The problem — Check each line of the records below and collect those that include the word "this".

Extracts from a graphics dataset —
|---|

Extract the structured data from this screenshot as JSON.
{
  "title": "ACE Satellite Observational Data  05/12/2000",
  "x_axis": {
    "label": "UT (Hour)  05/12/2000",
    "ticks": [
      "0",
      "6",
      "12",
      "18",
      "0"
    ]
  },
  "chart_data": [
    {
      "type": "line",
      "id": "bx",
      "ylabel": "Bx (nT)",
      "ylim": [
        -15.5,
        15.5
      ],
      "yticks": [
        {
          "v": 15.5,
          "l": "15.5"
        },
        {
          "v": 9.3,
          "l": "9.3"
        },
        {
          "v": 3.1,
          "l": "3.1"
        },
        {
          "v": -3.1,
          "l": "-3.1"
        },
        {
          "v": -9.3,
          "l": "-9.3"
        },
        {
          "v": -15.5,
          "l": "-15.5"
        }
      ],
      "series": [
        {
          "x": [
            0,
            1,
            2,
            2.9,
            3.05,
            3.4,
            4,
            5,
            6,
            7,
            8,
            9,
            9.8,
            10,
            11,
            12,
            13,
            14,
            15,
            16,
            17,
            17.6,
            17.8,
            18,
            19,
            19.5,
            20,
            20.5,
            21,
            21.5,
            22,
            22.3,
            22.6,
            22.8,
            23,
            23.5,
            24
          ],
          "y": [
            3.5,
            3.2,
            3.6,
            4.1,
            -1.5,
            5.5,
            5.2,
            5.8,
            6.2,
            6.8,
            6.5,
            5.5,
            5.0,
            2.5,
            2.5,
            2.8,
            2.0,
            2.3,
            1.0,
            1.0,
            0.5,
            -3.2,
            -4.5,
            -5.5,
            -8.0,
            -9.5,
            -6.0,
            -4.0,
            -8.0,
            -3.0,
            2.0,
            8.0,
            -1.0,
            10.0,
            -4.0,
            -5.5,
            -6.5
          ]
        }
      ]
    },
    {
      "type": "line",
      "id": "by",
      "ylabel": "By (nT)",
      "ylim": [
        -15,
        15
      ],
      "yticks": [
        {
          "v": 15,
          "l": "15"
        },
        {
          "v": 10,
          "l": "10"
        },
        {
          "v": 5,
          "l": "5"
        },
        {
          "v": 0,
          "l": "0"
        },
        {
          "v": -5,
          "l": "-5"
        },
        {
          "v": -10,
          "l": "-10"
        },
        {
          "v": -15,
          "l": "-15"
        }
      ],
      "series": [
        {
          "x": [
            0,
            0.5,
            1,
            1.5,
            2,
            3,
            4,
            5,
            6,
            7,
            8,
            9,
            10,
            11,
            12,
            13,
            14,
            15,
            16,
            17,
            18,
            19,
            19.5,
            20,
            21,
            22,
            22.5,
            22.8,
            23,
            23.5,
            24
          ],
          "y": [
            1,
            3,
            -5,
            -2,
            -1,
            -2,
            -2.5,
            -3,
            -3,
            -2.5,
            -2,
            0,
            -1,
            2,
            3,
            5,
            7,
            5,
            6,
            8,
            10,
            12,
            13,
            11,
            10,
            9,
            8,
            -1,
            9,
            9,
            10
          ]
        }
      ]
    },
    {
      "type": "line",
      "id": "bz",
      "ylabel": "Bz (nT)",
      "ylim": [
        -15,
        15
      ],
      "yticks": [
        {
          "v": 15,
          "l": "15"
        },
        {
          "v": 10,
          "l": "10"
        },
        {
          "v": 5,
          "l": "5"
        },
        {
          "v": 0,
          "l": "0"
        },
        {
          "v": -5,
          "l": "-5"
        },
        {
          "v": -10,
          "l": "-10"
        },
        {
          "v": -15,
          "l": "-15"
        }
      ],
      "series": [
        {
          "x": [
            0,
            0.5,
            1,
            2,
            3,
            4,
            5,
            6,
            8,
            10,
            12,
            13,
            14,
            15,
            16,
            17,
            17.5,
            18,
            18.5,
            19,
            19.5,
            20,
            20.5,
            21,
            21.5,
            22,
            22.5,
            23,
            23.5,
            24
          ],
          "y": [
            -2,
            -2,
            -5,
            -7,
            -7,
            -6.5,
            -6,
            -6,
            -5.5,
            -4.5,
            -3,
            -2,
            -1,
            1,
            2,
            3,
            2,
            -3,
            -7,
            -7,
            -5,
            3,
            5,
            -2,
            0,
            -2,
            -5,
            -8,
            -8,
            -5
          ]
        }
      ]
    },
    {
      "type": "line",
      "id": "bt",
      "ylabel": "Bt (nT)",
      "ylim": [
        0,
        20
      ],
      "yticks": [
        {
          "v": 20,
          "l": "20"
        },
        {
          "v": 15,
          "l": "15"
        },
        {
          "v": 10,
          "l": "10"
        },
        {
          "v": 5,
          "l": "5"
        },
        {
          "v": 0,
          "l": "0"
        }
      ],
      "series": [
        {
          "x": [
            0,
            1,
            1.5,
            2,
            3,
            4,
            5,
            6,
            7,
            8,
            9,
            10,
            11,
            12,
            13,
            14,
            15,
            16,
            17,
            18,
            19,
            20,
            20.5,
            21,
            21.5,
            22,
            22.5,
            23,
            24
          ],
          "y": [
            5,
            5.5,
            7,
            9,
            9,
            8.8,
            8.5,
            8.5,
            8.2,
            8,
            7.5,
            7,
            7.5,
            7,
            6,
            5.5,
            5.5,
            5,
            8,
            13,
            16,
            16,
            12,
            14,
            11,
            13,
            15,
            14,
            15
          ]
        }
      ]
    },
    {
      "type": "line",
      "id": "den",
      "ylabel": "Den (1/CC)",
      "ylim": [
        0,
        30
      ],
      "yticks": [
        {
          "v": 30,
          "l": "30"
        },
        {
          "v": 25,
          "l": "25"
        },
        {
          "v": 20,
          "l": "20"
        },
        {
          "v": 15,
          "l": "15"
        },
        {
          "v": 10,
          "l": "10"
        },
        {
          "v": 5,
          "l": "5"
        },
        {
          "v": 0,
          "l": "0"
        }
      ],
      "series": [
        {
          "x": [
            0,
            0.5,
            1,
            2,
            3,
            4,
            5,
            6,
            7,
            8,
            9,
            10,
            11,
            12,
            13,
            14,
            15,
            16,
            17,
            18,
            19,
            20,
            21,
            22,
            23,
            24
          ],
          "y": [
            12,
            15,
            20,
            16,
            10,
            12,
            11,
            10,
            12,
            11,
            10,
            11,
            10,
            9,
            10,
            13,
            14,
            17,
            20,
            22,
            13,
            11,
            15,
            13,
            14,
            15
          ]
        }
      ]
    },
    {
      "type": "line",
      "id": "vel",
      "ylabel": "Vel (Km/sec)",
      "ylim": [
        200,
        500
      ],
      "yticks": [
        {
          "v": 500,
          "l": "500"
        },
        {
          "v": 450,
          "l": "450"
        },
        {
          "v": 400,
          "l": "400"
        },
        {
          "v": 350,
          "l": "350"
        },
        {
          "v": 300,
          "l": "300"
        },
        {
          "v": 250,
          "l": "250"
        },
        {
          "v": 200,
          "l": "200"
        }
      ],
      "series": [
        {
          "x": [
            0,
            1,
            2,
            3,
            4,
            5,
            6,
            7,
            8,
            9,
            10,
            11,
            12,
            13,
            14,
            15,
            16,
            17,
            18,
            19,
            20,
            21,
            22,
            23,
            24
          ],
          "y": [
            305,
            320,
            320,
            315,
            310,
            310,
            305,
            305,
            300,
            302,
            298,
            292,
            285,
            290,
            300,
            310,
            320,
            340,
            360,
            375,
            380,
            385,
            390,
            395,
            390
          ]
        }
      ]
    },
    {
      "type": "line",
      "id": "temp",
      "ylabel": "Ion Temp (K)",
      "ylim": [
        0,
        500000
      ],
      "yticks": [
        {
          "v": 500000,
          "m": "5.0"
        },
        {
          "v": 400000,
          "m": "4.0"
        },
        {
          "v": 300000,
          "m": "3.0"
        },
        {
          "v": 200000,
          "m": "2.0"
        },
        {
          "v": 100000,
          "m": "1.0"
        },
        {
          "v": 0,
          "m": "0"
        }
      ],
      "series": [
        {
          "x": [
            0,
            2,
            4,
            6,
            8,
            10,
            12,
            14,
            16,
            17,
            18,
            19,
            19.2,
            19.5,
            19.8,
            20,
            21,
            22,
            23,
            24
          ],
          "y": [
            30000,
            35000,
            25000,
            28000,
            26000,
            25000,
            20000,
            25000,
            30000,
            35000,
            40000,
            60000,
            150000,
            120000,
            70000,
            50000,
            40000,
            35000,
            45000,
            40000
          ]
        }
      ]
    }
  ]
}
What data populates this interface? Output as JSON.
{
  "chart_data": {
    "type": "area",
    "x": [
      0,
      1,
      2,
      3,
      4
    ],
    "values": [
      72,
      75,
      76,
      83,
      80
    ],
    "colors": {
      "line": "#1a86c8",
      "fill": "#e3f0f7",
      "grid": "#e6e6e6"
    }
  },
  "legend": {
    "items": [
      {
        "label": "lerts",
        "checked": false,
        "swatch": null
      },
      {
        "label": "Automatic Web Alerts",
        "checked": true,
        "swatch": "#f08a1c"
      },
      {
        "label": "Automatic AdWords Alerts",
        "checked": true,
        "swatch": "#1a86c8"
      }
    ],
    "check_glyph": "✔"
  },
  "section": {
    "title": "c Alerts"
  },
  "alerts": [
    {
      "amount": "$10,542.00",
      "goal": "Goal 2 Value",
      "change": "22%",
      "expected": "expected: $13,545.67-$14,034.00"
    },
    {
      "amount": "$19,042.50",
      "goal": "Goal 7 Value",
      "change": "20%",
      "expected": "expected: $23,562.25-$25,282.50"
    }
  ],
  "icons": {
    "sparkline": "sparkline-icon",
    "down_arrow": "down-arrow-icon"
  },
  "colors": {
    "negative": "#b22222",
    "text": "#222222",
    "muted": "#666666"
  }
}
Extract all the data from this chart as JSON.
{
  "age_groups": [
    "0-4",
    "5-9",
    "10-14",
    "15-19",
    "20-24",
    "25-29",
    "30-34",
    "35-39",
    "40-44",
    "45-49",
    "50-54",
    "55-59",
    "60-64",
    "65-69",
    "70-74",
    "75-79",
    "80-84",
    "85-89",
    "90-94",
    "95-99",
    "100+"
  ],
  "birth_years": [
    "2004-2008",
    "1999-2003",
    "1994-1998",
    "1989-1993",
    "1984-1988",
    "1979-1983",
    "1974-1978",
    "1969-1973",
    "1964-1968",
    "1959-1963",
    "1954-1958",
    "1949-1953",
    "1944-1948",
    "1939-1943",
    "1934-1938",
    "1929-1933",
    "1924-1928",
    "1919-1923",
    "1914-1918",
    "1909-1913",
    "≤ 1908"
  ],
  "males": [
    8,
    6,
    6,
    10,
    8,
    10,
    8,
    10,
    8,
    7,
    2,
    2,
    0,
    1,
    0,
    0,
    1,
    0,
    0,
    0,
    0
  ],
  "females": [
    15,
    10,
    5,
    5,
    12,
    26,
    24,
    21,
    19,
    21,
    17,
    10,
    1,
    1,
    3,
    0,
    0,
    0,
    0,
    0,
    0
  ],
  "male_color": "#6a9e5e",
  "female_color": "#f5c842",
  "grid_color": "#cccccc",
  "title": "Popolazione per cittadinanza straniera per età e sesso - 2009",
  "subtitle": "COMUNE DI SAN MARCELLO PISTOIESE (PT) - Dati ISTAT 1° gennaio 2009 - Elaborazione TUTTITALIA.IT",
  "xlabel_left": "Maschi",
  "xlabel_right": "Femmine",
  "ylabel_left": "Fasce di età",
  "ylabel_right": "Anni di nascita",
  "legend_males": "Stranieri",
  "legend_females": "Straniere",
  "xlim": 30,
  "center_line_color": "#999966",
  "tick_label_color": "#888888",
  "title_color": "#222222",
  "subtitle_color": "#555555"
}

|---|

Correct result —
Extract the structured data from this screenshot as JSON.
What data populates this interface? Output as JSON.
Extract all the data from this chart as JSON.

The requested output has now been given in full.